Set task:
Can you echo back every one of the entries below, line for line and unchanged?

Provided records:
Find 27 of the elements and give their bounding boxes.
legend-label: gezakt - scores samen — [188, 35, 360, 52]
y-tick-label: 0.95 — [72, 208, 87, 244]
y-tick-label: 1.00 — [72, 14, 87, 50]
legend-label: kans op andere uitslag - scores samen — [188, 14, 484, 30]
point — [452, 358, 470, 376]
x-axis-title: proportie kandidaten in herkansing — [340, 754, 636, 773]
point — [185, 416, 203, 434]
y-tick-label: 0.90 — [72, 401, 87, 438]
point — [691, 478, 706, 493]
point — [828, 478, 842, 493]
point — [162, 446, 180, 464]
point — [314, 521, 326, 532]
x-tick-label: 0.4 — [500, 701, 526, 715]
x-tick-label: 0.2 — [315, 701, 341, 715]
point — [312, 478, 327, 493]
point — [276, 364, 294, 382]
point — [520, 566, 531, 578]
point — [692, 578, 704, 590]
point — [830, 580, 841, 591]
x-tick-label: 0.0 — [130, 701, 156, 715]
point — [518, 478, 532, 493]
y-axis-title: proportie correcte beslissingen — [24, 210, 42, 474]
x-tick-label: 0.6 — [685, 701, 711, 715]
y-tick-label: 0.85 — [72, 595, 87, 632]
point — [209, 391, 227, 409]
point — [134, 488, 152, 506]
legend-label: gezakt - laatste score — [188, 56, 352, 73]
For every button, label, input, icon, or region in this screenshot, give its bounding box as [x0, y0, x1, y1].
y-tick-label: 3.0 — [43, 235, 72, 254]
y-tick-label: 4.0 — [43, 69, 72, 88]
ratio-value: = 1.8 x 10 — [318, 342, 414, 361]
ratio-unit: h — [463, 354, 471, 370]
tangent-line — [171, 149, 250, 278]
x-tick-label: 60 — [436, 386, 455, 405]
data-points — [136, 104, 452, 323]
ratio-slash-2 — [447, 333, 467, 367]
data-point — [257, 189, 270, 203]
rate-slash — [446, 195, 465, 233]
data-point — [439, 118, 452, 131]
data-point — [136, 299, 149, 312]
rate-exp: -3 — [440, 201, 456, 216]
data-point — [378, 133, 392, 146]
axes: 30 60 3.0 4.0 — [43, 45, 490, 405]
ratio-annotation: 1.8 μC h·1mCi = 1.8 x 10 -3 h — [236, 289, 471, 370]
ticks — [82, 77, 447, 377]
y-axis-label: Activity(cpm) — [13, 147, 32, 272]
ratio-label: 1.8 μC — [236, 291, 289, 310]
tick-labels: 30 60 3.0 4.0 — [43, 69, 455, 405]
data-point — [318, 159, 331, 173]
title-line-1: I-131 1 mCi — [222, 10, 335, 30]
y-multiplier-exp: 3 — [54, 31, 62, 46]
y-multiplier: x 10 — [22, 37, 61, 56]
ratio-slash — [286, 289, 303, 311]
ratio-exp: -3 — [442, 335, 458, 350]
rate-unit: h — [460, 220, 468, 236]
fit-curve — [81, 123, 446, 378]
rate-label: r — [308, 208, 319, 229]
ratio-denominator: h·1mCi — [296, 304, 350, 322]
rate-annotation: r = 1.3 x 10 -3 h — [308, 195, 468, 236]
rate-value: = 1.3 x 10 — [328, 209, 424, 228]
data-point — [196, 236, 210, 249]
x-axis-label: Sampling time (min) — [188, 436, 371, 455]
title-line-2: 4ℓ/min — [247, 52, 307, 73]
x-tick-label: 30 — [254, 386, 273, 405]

Correct answer:
Find 27 of the elements and give their bounding boxes.
legend-label: gezakt - scores samen — [188, 35, 360, 52]
y-tick-label: 0.95 — [72, 208, 87, 244]
y-tick-label: 1.00 — [72, 14, 87, 50]
legend-label: kans op andere uitslag - scores samen — [188, 14, 484, 30]
point — [452, 358, 470, 376]
x-axis-title: proportie kandidaten in herkansing — [340, 754, 636, 773]
point — [185, 416, 203, 434]
y-tick-label: 0.90 — [72, 401, 87, 438]
point — [691, 478, 706, 493]
point — [828, 478, 842, 493]
point — [162, 446, 180, 464]
point — [314, 521, 326, 532]
x-tick-label: 0.4 — [500, 701, 526, 715]
x-tick-label: 0.2 — [315, 701, 341, 715]
point — [312, 478, 327, 493]
point — [276, 364, 294, 382]
point — [520, 566, 531, 578]
point — [692, 578, 704, 590]
point — [830, 580, 841, 591]
x-tick-label: 0.0 — [130, 701, 156, 715]
point — [518, 478, 532, 493]
y-axis-title: proportie correcte beslissingen — [24, 210, 42, 474]
x-tick-label: 0.6 — [685, 701, 711, 715]
y-tick-label: 0.85 — [72, 595, 87, 632]
point — [209, 391, 227, 409]
point — [134, 488, 152, 506]
legend-label: gezakt - laatste score — [188, 56, 352, 73]
For every button, label, input, icon, or region in this screenshot, give its bounding box as [x0, y0, x1, y1].
y-tick-label: 3.0 — [43, 235, 72, 254]
y-tick-label: 4.0 — [43, 69, 72, 88]
ratio-value: = 1.8 x 10 — [318, 342, 414, 361]
ratio-unit: h — [463, 354, 471, 370]
tangent-line — [171, 149, 250, 278]
x-tick-label: 60 — [436, 386, 455, 405]
data-points — [136, 104, 452, 323]
ratio-slash-2 — [447, 333, 467, 367]
data-point — [257, 189, 270, 203]
rate-slash — [446, 195, 465, 233]
data-point — [439, 118, 452, 131]
data-point — [136, 299, 149, 312]
rate-exp: -3 — [440, 201, 456, 216]
data-point — [378, 133, 392, 146]
axes: 30 60 3.0 4.0 — [43, 45, 490, 405]
ratio-annotation: 1.8 μC h·1mCi = 1.8 x 10 -3 h — [236, 289, 471, 370]
ticks — [82, 77, 447, 377]
y-axis-label: Activity(cpm) — [13, 147, 32, 272]
ratio-label: 1.8 μC — [236, 291, 289, 310]
tick-labels: 30 60 3.0 4.0 — [43, 69, 455, 405]
data-point — [318, 159, 331, 173]
title-line-1: I-131 1 mCi — [222, 10, 335, 30]
y-multiplier-exp: 3 — [54, 31, 62, 46]
y-multiplier: x 10 — [22, 37, 61, 56]
ratio-slash — [286, 289, 303, 311]
ratio-exp: -3 — [442, 335, 458, 350]
rate-unit: h — [460, 220, 468, 236]
fit-curve — [81, 123, 446, 378]
rate-label: r — [308, 208, 319, 229]
ratio-denominator: h·1mCi — [296, 304, 350, 322]
rate-annotation: r = 1.3 x 10 -3 h — [308, 195, 468, 236]
rate-value: = 1.3 x 10 — [328, 209, 424, 228]
data-point — [196, 236, 210, 249]
x-axis-label: Sampling time (min) — [188, 436, 371, 455]
title-line-2: 4ℓ/min — [247, 52, 307, 73]
x-tick-label: 30 — [254, 386, 273, 405]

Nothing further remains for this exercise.